* **Problem**
In the listing below, count the lines containing the string "maybe" and state only the number.

Begin Extracted information

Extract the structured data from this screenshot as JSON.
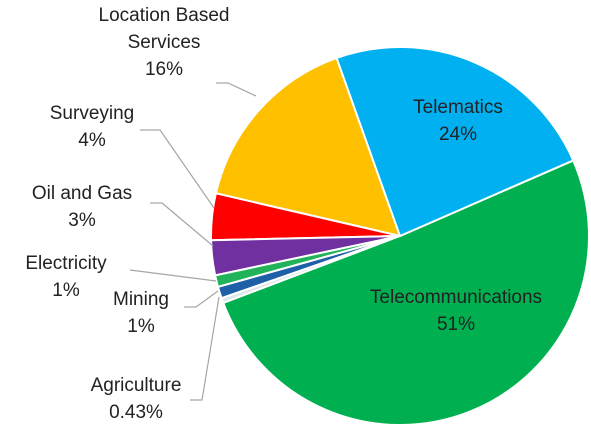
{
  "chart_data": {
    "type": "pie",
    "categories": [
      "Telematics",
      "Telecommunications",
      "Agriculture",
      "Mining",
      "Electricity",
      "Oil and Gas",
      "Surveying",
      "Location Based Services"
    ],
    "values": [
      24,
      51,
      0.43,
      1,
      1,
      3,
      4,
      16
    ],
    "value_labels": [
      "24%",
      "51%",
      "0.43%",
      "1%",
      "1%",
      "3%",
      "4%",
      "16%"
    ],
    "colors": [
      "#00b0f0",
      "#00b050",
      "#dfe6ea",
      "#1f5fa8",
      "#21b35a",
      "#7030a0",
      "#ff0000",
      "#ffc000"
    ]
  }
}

End Extracted information
Begin Extracted information

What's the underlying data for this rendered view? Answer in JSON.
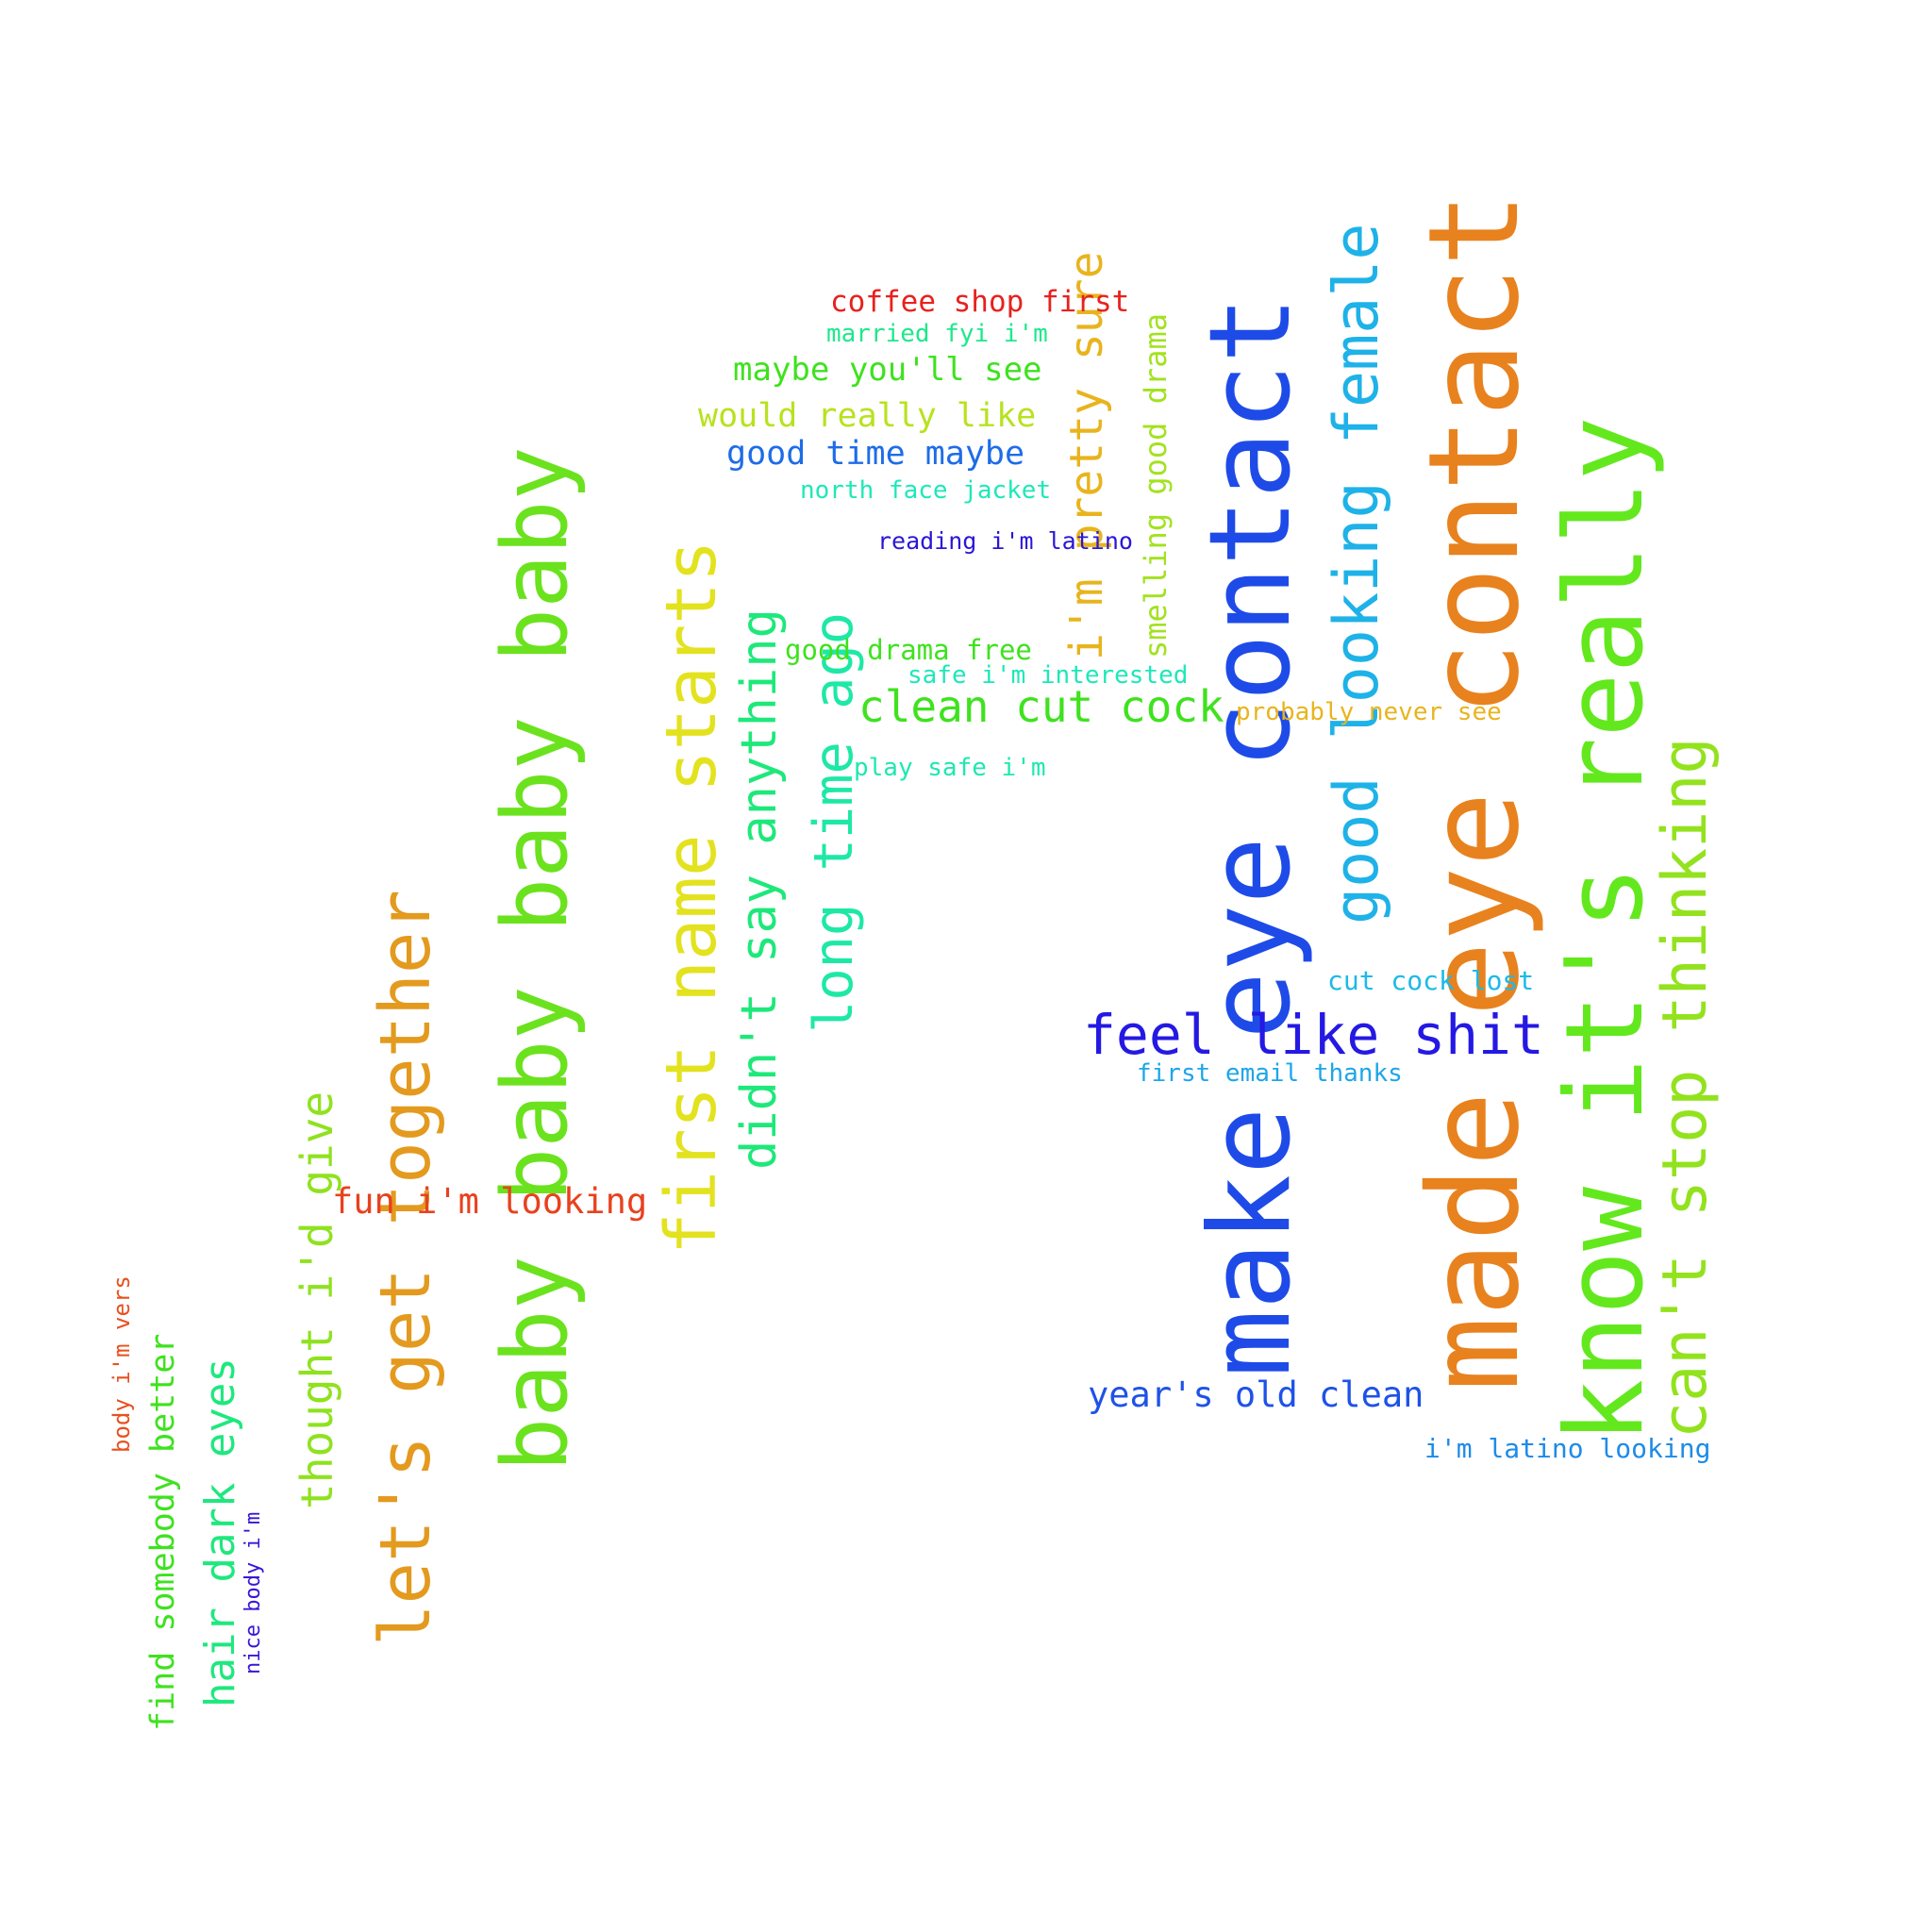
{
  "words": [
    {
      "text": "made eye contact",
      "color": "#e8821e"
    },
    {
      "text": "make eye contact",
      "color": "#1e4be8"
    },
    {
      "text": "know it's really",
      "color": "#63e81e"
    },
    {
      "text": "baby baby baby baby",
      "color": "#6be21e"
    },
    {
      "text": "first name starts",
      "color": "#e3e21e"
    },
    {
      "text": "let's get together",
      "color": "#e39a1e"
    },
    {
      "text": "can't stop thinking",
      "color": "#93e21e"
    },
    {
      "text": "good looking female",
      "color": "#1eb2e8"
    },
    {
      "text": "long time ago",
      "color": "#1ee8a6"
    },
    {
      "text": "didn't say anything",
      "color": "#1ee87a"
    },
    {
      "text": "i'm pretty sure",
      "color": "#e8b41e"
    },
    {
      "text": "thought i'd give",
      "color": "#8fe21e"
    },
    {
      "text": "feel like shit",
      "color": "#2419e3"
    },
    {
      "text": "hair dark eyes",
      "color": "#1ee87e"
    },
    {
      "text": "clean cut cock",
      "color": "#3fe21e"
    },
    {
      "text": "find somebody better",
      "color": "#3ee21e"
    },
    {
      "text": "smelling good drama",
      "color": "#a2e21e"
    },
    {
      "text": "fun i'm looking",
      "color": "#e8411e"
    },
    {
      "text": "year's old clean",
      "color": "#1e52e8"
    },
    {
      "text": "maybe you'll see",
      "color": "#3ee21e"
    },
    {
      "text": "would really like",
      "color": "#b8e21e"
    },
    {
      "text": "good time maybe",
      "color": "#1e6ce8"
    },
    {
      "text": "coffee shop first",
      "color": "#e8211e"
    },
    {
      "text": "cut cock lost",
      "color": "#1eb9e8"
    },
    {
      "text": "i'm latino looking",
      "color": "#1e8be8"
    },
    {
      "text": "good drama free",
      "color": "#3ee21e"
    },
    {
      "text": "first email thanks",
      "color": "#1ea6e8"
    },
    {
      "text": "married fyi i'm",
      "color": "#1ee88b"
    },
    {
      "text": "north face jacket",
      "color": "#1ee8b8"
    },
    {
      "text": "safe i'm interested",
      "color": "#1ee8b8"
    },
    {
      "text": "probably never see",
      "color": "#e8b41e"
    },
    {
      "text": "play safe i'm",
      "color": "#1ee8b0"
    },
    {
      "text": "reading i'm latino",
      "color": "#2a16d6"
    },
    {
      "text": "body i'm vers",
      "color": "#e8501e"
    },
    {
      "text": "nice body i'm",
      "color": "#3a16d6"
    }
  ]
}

End Extracted information

* **Result**
2